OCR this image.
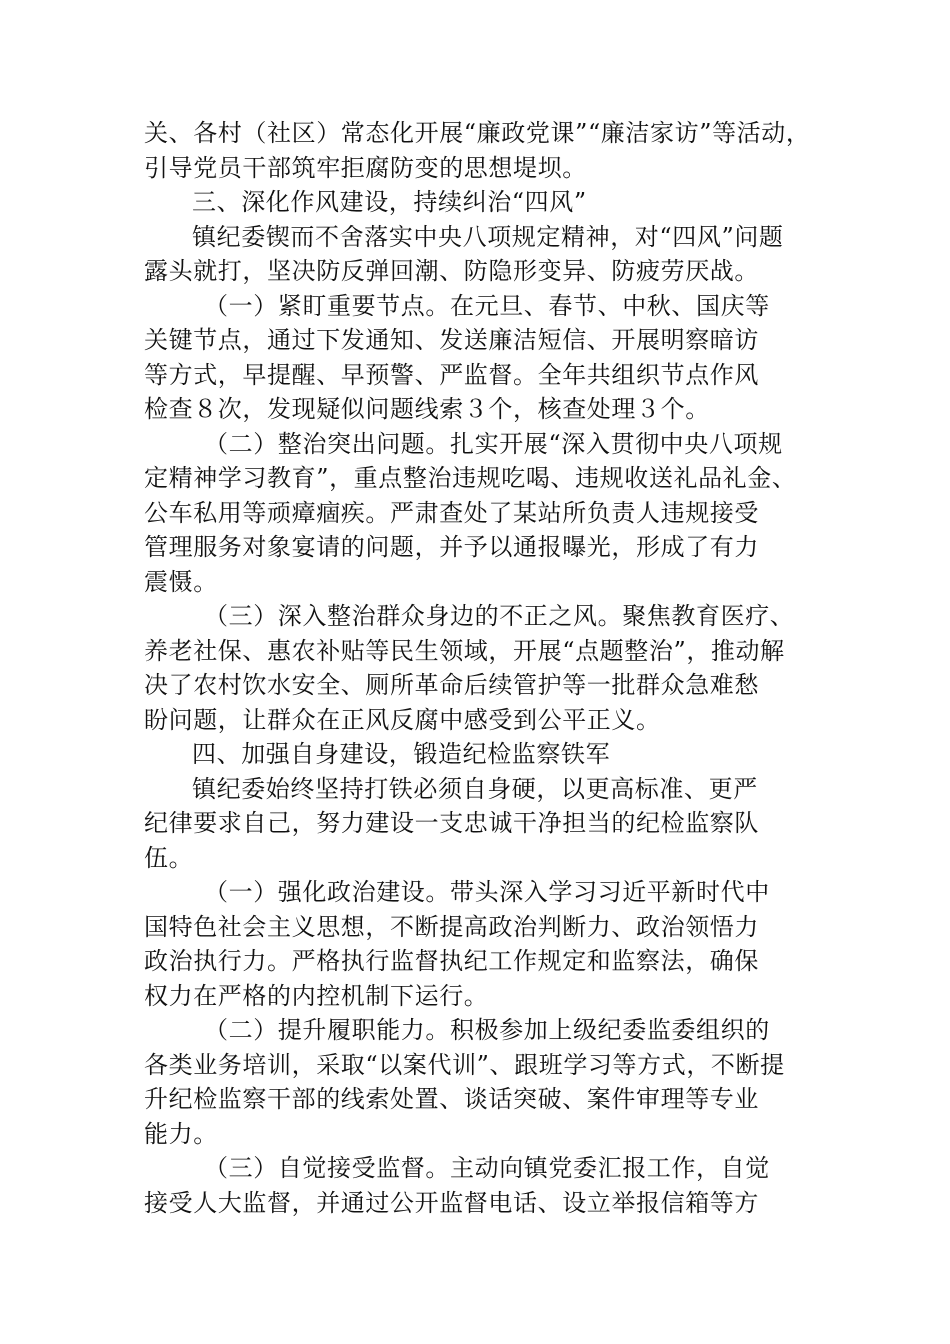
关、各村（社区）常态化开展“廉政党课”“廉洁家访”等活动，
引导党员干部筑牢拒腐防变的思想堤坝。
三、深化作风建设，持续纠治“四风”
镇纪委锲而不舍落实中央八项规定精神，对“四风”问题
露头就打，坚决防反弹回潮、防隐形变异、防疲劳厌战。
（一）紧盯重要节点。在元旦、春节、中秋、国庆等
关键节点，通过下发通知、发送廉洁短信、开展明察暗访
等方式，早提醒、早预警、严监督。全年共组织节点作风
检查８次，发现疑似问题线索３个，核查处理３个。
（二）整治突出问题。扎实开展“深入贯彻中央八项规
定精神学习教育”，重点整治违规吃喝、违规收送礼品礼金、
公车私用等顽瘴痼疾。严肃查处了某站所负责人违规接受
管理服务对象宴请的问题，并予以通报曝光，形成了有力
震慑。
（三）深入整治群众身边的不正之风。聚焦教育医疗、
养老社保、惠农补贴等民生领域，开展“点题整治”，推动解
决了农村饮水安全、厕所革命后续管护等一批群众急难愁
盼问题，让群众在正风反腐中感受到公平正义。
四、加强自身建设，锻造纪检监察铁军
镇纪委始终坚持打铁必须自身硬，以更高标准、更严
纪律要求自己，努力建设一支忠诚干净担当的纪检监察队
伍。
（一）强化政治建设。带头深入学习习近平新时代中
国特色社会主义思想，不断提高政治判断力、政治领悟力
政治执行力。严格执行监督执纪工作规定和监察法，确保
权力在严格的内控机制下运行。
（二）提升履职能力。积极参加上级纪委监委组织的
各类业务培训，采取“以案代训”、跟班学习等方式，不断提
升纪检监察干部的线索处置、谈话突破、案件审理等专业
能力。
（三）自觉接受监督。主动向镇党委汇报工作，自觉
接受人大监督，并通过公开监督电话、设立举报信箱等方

* * *

» **Exercise brief**: Copy every record above exactly, leaving out the pictures.

» **Reply**:
OCR this image.
关、各村（社区）常态化开展“廉政党课”“廉洁家访”等活动，
引导党员干部筑牢拒腐防变的思想堤坝。
三、深化作风建设，持续纠治“四风”
镇纪委锲而不舍落实中央八项规定精神，对“四风”问题
露头就打，坚决防反弹回潮、防隐形变异、防疲劳厌战。
（一）紧盯重要节点。在元旦、春节、中秋、国庆等
关键节点，通过下发通知、发送廉洁短信、开展明察暗访
等方式，早提醒、早预警、严监督。全年共组织节点作风
检查８次，发现疑似问题线索３个，核查处理３个。
（二）整治突出问题。扎实开展“深入贯彻中央八项规
定精神学习教育”，重点整治违规吃喝、违规收送礼品礼金、
公车私用等顽瘴痼疾。严肃查处了某站所负责人违规接受
管理服务对象宴请的问题，并予以通报曝光，形成了有力
震慑。
（三）深入整治群众身边的不正之风。聚焦教育医疗、
养老社保、惠农补贴等民生领域，开展“点题整治”，推动解
决了农村饮水安全、厕所革命后续管护等一批群众急难愁
盼问题，让群众在正风反腐中感受到公平正义。
四、加强自身建设，锻造纪检监察铁军
镇纪委始终坚持打铁必须自身硬，以更高标准、更严
纪律要求自己，努力建设一支忠诚干净担当的纪检监察队
伍。
（一）强化政治建设。带头深入学习习近平新时代中
国特色社会主义思想，不断提高政治判断力、政治领悟力
政治执行力。严格执行监督执纪工作规定和监察法，确保
权力在严格的内控机制下运行。
（二）提升履职能力。积极参加上级纪委监委组织的
各类业务培训，采取“以案代训”、跟班学习等方式，不断提
升纪检监察干部的线索处置、谈话突破、案件审理等专业
能力。
（三）自觉接受监督。主动向镇党委汇报工作，自觉
接受人大监督，并通过公开监督电话、设立举报信箱等方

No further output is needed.